→ What you should do: Lay out each line of the records below as a numbered list, leaving out any blank lines.

(Annotated listings of elements)

_ _ _

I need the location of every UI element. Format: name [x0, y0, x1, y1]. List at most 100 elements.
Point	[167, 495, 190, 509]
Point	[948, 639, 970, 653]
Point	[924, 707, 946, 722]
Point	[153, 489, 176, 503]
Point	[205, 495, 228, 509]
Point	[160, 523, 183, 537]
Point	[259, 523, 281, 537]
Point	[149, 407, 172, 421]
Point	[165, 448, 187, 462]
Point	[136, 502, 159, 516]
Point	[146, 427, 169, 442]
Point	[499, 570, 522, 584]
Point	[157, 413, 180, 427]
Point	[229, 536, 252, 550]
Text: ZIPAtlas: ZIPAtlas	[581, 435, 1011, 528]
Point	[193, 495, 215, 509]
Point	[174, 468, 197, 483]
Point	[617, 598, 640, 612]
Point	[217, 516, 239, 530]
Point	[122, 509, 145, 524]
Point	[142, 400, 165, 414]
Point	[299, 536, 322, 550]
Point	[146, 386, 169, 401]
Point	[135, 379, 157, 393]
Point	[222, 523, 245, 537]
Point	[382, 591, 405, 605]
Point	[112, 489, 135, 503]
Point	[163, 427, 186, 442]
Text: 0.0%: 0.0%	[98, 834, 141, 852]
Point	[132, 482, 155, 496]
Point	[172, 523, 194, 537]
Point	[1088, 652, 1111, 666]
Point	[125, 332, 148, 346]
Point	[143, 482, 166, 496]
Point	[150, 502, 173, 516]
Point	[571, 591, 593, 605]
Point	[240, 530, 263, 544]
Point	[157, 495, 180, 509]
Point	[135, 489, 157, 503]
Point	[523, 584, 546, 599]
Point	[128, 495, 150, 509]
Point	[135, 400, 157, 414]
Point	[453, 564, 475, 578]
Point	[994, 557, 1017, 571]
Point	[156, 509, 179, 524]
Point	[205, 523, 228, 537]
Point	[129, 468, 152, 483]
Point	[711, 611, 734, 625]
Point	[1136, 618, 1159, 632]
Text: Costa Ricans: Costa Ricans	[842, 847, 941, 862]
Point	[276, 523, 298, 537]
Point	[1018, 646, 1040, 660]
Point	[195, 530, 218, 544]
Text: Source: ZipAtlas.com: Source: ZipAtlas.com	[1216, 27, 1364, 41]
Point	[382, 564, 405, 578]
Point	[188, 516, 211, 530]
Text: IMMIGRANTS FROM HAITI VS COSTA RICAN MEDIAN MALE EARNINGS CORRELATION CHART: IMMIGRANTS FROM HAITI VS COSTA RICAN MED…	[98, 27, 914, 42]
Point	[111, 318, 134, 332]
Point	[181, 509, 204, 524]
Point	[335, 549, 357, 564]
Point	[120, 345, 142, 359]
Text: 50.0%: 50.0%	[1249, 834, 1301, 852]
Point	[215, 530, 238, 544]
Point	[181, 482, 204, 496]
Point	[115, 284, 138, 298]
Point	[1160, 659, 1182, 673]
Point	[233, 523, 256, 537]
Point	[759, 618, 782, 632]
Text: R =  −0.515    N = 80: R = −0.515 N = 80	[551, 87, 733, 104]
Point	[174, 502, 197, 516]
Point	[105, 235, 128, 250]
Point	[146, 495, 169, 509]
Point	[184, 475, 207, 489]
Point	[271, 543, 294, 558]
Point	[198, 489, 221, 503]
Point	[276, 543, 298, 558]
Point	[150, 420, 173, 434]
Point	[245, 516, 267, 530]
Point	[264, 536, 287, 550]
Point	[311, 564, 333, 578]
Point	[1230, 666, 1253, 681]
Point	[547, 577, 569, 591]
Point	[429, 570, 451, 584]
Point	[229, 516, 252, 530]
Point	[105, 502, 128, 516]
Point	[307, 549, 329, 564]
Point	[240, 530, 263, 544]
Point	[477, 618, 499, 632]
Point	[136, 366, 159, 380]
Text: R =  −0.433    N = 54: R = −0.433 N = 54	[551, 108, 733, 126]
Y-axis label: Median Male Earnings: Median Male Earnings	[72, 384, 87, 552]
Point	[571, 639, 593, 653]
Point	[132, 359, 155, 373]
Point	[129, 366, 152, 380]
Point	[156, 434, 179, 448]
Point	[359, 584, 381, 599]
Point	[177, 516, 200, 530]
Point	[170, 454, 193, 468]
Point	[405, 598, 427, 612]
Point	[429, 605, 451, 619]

_ _ _

→ Written reply:
1. I need the location of every UI element. Format: name [x0, y0, x1, y1]. List at most 100 elements.
2. Point	[167, 495, 190, 509]
3. Point	[948, 639, 970, 653]
4. Point	[924, 707, 946, 722]
5. Point	[153, 489, 176, 503]
6. Point	[205, 495, 228, 509]
7. Point	[160, 523, 183, 537]
8. Point	[259, 523, 281, 537]
9. Point	[149, 407, 172, 421]
10. Point	[165, 448, 187, 462]
11. Point	[136, 502, 159, 516]
12. Point	[146, 427, 169, 442]
13. Point	[499, 570, 522, 584]
14. Point	[157, 413, 180, 427]
15. Point	[229, 536, 252, 550]
16. Text: ZIPAtlas: ZIPAtlas	[581, 435, 1011, 528]
17. Point	[193, 495, 215, 509]
18. Point	[174, 468, 197, 483]
19. Point	[617, 598, 640, 612]
20. Point	[217, 516, 239, 530]
21. Point	[122, 509, 145, 524]
22. Point	[142, 400, 165, 414]
23. Point	[299, 536, 322, 550]
24. Point	[146, 386, 169, 401]
25. Point	[135, 379, 157, 393]
26. Point	[222, 523, 245, 537]
27. Point	[382, 591, 405, 605]
28. Point	[112, 489, 135, 503]
29. Point	[163, 427, 186, 442]
30. Text: 0.0%: 0.0%	[98, 834, 141, 852]
31. Point	[132, 482, 155, 496]
32. Point	[172, 523, 194, 537]
33. Point	[1088, 652, 1111, 666]
34. Point	[125, 332, 148, 346]
35. Point	[143, 482, 166, 496]
36. Point	[150, 502, 173, 516]
37. Point	[571, 591, 593, 605]
38. Point	[240, 530, 263, 544]
39. Point	[157, 495, 180, 509]
40. Point	[135, 489, 157, 503]
41. Point	[523, 584, 546, 599]
42. Point	[128, 495, 150, 509]
43. Point	[135, 400, 157, 414]
44. Point	[453, 564, 475, 578]
45. Point	[994, 557, 1017, 571]
46. Point	[156, 509, 179, 524]
47. Point	[205, 523, 228, 537]
48. Point	[129, 468, 152, 483]
49. Point	[711, 611, 734, 625]
50. Point	[1136, 618, 1159, 632]
51. Text: Costa Ricans: Costa Ricans	[842, 847, 941, 862]
52. Point	[276, 523, 298, 537]
53. Point	[1018, 646, 1040, 660]
54. Point	[195, 530, 218, 544]
55. Text: Source: ZipAtlas.com: Source: ZipAtlas.com	[1216, 27, 1364, 41]
56. Point	[382, 564, 405, 578]
57. Point	[188, 516, 211, 530]
58. Text: IMMIGRANTS FROM HAITI VS COSTA RICAN MEDIAN MALE EARNINGS CORRELATION CHART: IMMIGRANTS FROM HAITI VS COSTA RICAN MED…	[98, 27, 914, 42]
59. Point	[111, 318, 134, 332]
60. Point	[181, 509, 204, 524]
61. Point	[335, 549, 357, 564]
62. Point	[120, 345, 142, 359]
63. Text: 50.0%: 50.0%	[1249, 834, 1301, 852]
64. Point	[215, 530, 238, 544]
65. Point	[181, 482, 204, 496]
66. Point	[115, 284, 138, 298]
67. Point	[1160, 659, 1182, 673]
68. Point	[233, 523, 256, 537]
69. Point	[759, 618, 782, 632]
70. Text: R =  −0.515    N = 80: R = −0.515 N = 80	[551, 87, 733, 104]
71. Point	[174, 502, 197, 516]
72. Point	[105, 235, 128, 250]
73. Point	[146, 495, 169, 509]
74. Point	[184, 475, 207, 489]
75. Point	[271, 543, 294, 558]
76. Point	[198, 489, 221, 503]
77. Point	[276, 543, 298, 558]
78. Point	[150, 420, 173, 434]
79. Point	[245, 516, 267, 530]
80. Point	[264, 536, 287, 550]
81. Point	[311, 564, 333, 578]
82. Point	[1230, 666, 1253, 681]
83. Point	[547, 577, 569, 591]
84. Point	[429, 570, 451, 584]
85. Point	[229, 516, 252, 530]
86. Point	[105, 502, 128, 516]
87. Point	[307, 549, 329, 564]
88. Point	[240, 530, 263, 544]
89. Point	[477, 618, 499, 632]
90. Point	[136, 366, 159, 380]
91. Text: R =  −0.433    N = 54: R = −0.433 N = 54	[551, 108, 733, 126]
92. Y-axis label: Median Male Earnings: Median Male Earnings	[72, 384, 87, 552]
93. Point	[571, 639, 593, 653]
94. Point	[132, 359, 155, 373]
95. Point	[129, 366, 152, 380]
96. Point	[156, 434, 179, 448]
97. Point	[359, 584, 381, 599]
98. Point	[177, 516, 200, 530]
99. Point	[170, 454, 193, 468]
100. Point	[405, 598, 427, 612]
101. Point	[429, 605, 451, 619]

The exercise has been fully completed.